* **WRITTEN TASK**
Where the word "screenshot" occurs in a line, return that line.

Raw records:
※ ※ ※

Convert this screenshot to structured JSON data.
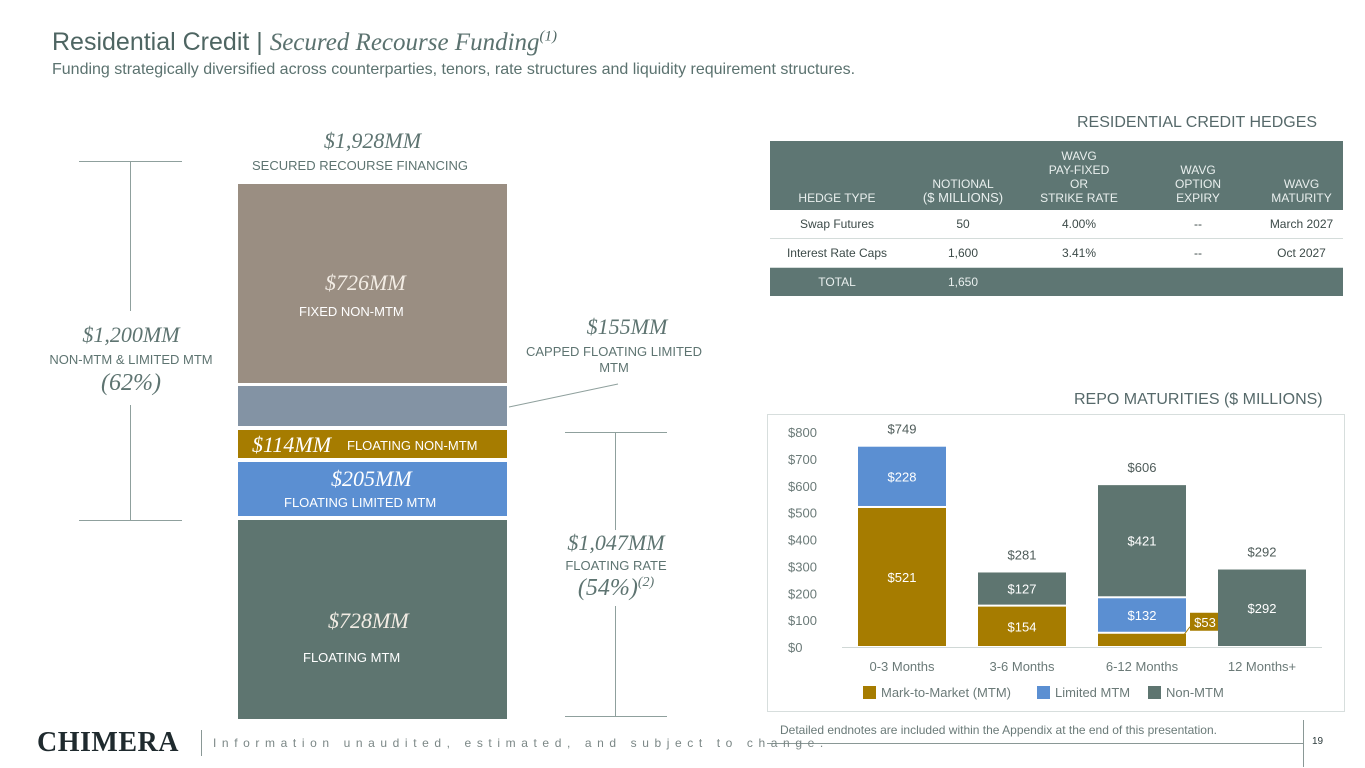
{
  "header": {
    "title_main": "Residential Credit | ",
    "title_sub": "Secured Recourse Funding",
    "title_sup": "(1)",
    "subtitle": "Funding strategically diversified across counterparties, tenors, rate structures and liquidity requirement structures."
  },
  "funding": {
    "total_amount": "$1,928MM",
    "total_label": "SECURED RECOURSE FINANCING",
    "left_amount": "$1,200MM",
    "left_label": "NON-MTM & LIMITED MTM",
    "left_pct": "(62%)",
    "capped_amount": "$155MM",
    "capped_label_line1": "CAPPED FLOATING LIMITED",
    "capped_label_line2": "MTM",
    "right_amount": "$1,047MM",
    "right_label": "FLOATING RATE",
    "right_pct": "(54%)",
    "right_sup": "(2)",
    "blocks": [
      {
        "amount": "$726MM",
        "label": "FIXED NON-MTM",
        "color": "#9a8e82"
      },
      {
        "amount": "",
        "label": "",
        "color": "#8393a4"
      },
      {
        "amount": "$114MM",
        "label": "FLOATING NON-MTM",
        "color": "#a67c00"
      },
      {
        "amount": "$205MM",
        "label": "FLOATING LIMITED MTM",
        "color": "#5b8fd2"
      },
      {
        "amount": "$728MM",
        "label": "FLOATING MTM",
        "color": "#5e7570"
      }
    ]
  },
  "hedges": {
    "title": "RESIDENTIAL CREDIT HEDGES",
    "headers": {
      "c1": "HEDGE TYPE",
      "c2a": "NOTIONAL",
      "c2b": "($ MILLIONS)",
      "c3a": "WAVG",
      "c3b": "PAY-FIXED",
      "c3c": "OR",
      "c3d": "STRIKE RATE",
      "c4a": "WAVG",
      "c4b": "OPTION",
      "c4c": "EXPIRY",
      "c5a": "WAVG",
      "c5b": "MATURITY"
    },
    "rows": [
      {
        "type": "Swap Futures",
        "notional": "50",
        "rate": "4.00%",
        "expiry": "--",
        "maturity": "March 2027"
      },
      {
        "type": "Interest Rate Caps",
        "notional": "1,600",
        "rate": "3.41%",
        "expiry": "--",
        "maturity": "Oct 2027"
      }
    ],
    "total": {
      "label": "TOTAL",
      "notional": "1,650"
    }
  },
  "repo": {
    "title": "REPO MATURITIES ($ MILLIONS)"
  },
  "chart_data": {
    "type": "bar",
    "stacked": true,
    "categories": [
      "0-3 Months",
      "3-6 Months",
      "6-12 Months",
      "12 Months+"
    ],
    "series": [
      {
        "name": "Mark-to-Market (MTM)",
        "values": [
          521,
          154,
          53,
          0
        ],
        "labels": [
          "$521",
          "$154",
          "$53",
          ""
        ],
        "color": "#a67c00"
      },
      {
        "name": "Limited MTM",
        "values": [
          228,
          0,
          132,
          0
        ],
        "labels": [
          "$228",
          "",
          "$132",
          ""
        ],
        "color": "#5b8fd2"
      },
      {
        "name": "Non-MTM",
        "values": [
          0,
          127,
          421,
          292
        ],
        "labels": [
          "",
          "$127",
          "$421",
          "$292"
        ],
        "color": "#5e7570"
      }
    ],
    "totals": [
      "$749",
      "$281",
      "$606",
      "$292"
    ],
    "yticks": [
      "$0",
      "$100",
      "$200",
      "$300",
      "$400",
      "$500",
      "$600",
      "$700",
      "$800"
    ],
    "ylim": [
      0,
      800
    ],
    "grid": false,
    "legend_position": "bottom"
  },
  "footer": {
    "note": "Detailed endnotes are included within the Appendix at the end of this presentation.",
    "logo": "CHIMERA",
    "tagline": "Information unaudited, estimated, and subject to change.",
    "page": "19"
  }
}
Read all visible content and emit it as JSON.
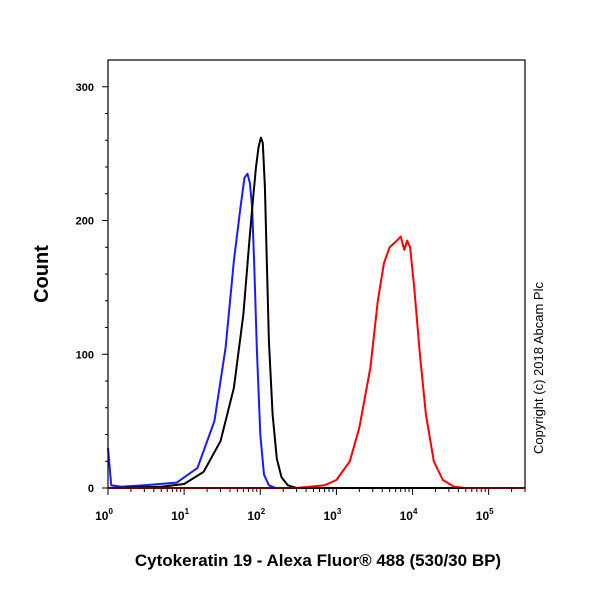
{
  "chart_data": {
    "type": "line",
    "title": "",
    "xlabel": "Cytokeratin 19 - Alexa Fluor® 488 (530/30 BP)",
    "ylabel": "Count",
    "x_scale": "log",
    "xlim": [
      1,
      300000
    ],
    "ylim": [
      0,
      320
    ],
    "y_ticks": [
      0,
      100,
      200,
      300
    ],
    "x_ticks": [
      {
        "value": 1,
        "base": "10",
        "exp": "0"
      },
      {
        "value": 10,
        "base": "10",
        "exp": "1"
      },
      {
        "value": 100,
        "base": "10",
        "exp": "2"
      },
      {
        "value": 1000,
        "base": "10",
        "exp": "3"
      },
      {
        "value": 10000,
        "base": "10",
        "exp": "4"
      },
      {
        "value": 100000,
        "base": "10",
        "exp": "5"
      }
    ],
    "grid": false,
    "legend": "none",
    "series": [
      {
        "color": "#1a1aff",
        "x": [
          1,
          1.1,
          1.5,
          3,
          8,
          15,
          25,
          35,
          45,
          55,
          62,
          68,
          73,
          78,
          83,
          90,
          100,
          112,
          130,
          160,
          250,
          1000,
          300000
        ],
        "y": [
          30,
          2,
          1,
          2,
          4,
          15,
          50,
          105,
          170,
          210,
          232,
          235,
          228,
          210,
          170,
          105,
          40,
          10,
          2,
          0,
          0,
          0,
          0
        ]
      },
      {
        "color": "#000000",
        "x": [
          1,
          5,
          10,
          18,
          30,
          45,
          60,
          72,
          80,
          88,
          95,
          102,
          108,
          115,
          122,
          130,
          145,
          165,
          190,
          230,
          300,
          1000,
          300000
        ],
        "y": [
          0,
          1,
          3,
          12,
          35,
          75,
          130,
          185,
          215,
          240,
          255,
          262,
          258,
          225,
          170,
          110,
          55,
          22,
          8,
          2,
          0,
          0,
          0
        ]
      },
      {
        "color": "#ff0000",
        "x": [
          1,
          300,
          700,
          1000,
          1500,
          2000,
          2800,
          3500,
          4200,
          5000,
          6000,
          7000,
          7800,
          8500,
          9300,
          10500,
          12500,
          15000,
          19000,
          25000,
          35000,
          50000,
          300000
        ],
        "y": [
          0,
          0,
          2,
          6,
          20,
          45,
          90,
          140,
          168,
          180,
          184,
          188,
          178,
          185,
          180,
          150,
          100,
          55,
          20,
          6,
          1,
          0,
          0
        ]
      }
    ],
    "side_note": "Copyright (c) 2018 Abcam Plc"
  }
}
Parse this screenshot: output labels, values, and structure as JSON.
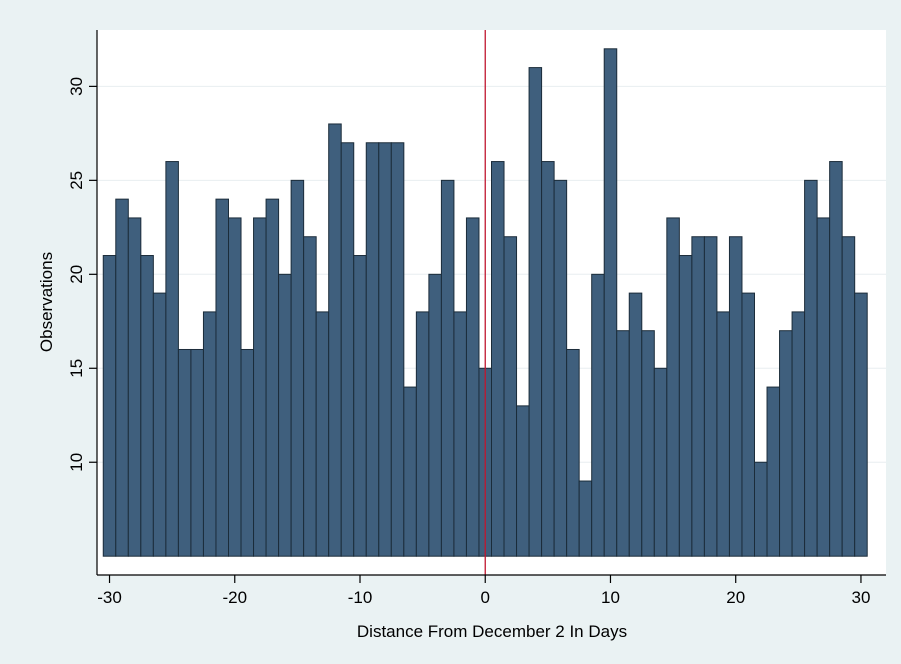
{
  "chart_data": {
    "type": "bar",
    "title": "",
    "xlabel": "Distance From December 2 In Days",
    "ylabel": "Observations",
    "x": [
      -30,
      -29,
      -28,
      -27,
      -26,
      -25,
      -24,
      -23,
      -22,
      -21,
      -20,
      -19,
      -18,
      -17,
      -16,
      -15,
      -14,
      -13,
      -12,
      -11,
      -10,
      -9,
      -8,
      -7,
      -6,
      -5,
      -4,
      -3,
      -2,
      -1,
      0,
      1,
      2,
      3,
      4,
      5,
      6,
      7,
      8,
      9,
      10,
      11,
      12,
      13,
      14,
      15,
      16,
      17,
      18,
      19,
      20,
      21,
      22,
      23,
      24,
      25,
      26,
      27,
      28,
      29,
      30
    ],
    "values": [
      21,
      24,
      23,
      21,
      19,
      26,
      16,
      16,
      18,
      24,
      23,
      16,
      23,
      24,
      20,
      25,
      22,
      18,
      28,
      27,
      21,
      27,
      27,
      27,
      14,
      18,
      20,
      25,
      18,
      23,
      15,
      26,
      22,
      13,
      31,
      26,
      25,
      16,
      9,
      20,
      32,
      17,
      19,
      17,
      15,
      23,
      21,
      22,
      22,
      18,
      22,
      19,
      10,
      14,
      17,
      18,
      25,
      23,
      26,
      22,
      19
    ],
    "xlim": [
      -31,
      32
    ],
    "ylim": [
      4,
      33
    ],
    "xticks": [
      "-30",
      "-20",
      "-10",
      "0",
      "10",
      "20",
      "30"
    ],
    "xtick_values": [
      -30,
      -20,
      -10,
      0,
      10,
      20,
      30
    ],
    "yticks": [
      "10",
      "15",
      "20",
      "25",
      "30"
    ],
    "ytick_values": [
      10,
      15,
      20,
      25,
      30
    ],
    "bar_base": 5,
    "reference_line": 0,
    "grid": true,
    "legend": "none",
    "colors": {
      "bar_fill": "#3f5f7d",
      "bar_edge": "#1b2c3a",
      "reference_line": "#c0162f",
      "grid": "#e8eef0",
      "plot_background": "#ffffff",
      "page_background": "#eaf2f3"
    }
  }
}
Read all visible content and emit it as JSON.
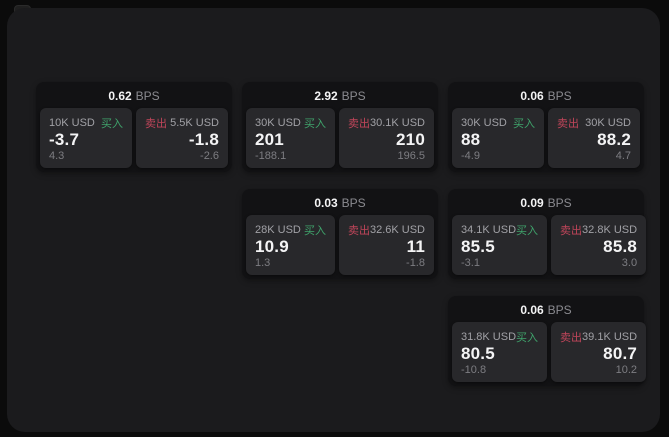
{
  "colors": {
    "background": "#0b0b0b",
    "panel": "#1b1b1d",
    "card": "#121214",
    "tile": "#28282b",
    "text_primary": "#f4f4f5",
    "text_secondary": "#a1a1a6",
    "text_tertiary": "#7d7d82",
    "text_muted": "#8b8b90",
    "buy_green": "#3fa36b",
    "sell_red": "#c0455a"
  },
  "icons": {
    "corner_glyph": "window-corner-icon"
  },
  "labels": {
    "bps_suffix": "BPS",
    "buy": "买入",
    "sell": "卖出"
  },
  "cards": [
    {
      "row": 0,
      "col": 0,
      "bps": "0.62",
      "buy": {
        "amount": "10K USD",
        "price": "-3.7",
        "delta": "4.3"
      },
      "sell": {
        "amount": "5.5K USD",
        "price": "-1.8",
        "delta": "-2.6"
      }
    },
    {
      "row": 0,
      "col": 1,
      "bps": "2.92",
      "buy": {
        "amount": "30K USD",
        "price": "201",
        "delta": "-188.1"
      },
      "sell": {
        "amount": "30.1K USD",
        "price": "210",
        "delta": "196.5"
      }
    },
    {
      "row": 0,
      "col": 2,
      "bps": "0.06",
      "buy": {
        "amount": "30K USD",
        "price": "88",
        "delta": "-4.9"
      },
      "sell": {
        "amount": "30K USD",
        "price": "88.2",
        "delta": "4.7"
      }
    },
    {
      "row": 1,
      "col": 1,
      "bps": "0.03",
      "buy": {
        "amount": "28K USD",
        "price": "10.9",
        "delta": "1.3"
      },
      "sell": {
        "amount": "32.6K USD",
        "price": "11",
        "delta": "-1.8"
      }
    },
    {
      "row": 1,
      "col": 2,
      "bps": "0.09",
      "buy": {
        "amount": "34.1K USD",
        "price": "85.5",
        "delta": "-3.1"
      },
      "sell": {
        "amount": "32.8K USD",
        "price": "85.8",
        "delta": "3.0"
      }
    },
    {
      "row": 2,
      "col": 2,
      "bps": "0.06",
      "buy": {
        "amount": "31.8K USD",
        "price": "80.5",
        "delta": "-10.8"
      },
      "sell": {
        "amount": "39.1K USD",
        "price": "80.7",
        "delta": "10.2"
      }
    }
  ]
}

※ ※ ※

* **FULL SOLUTION**
Convert this screenshot to structured JSON data.
Parse this screenshot: output labels, values, and structure as JSON.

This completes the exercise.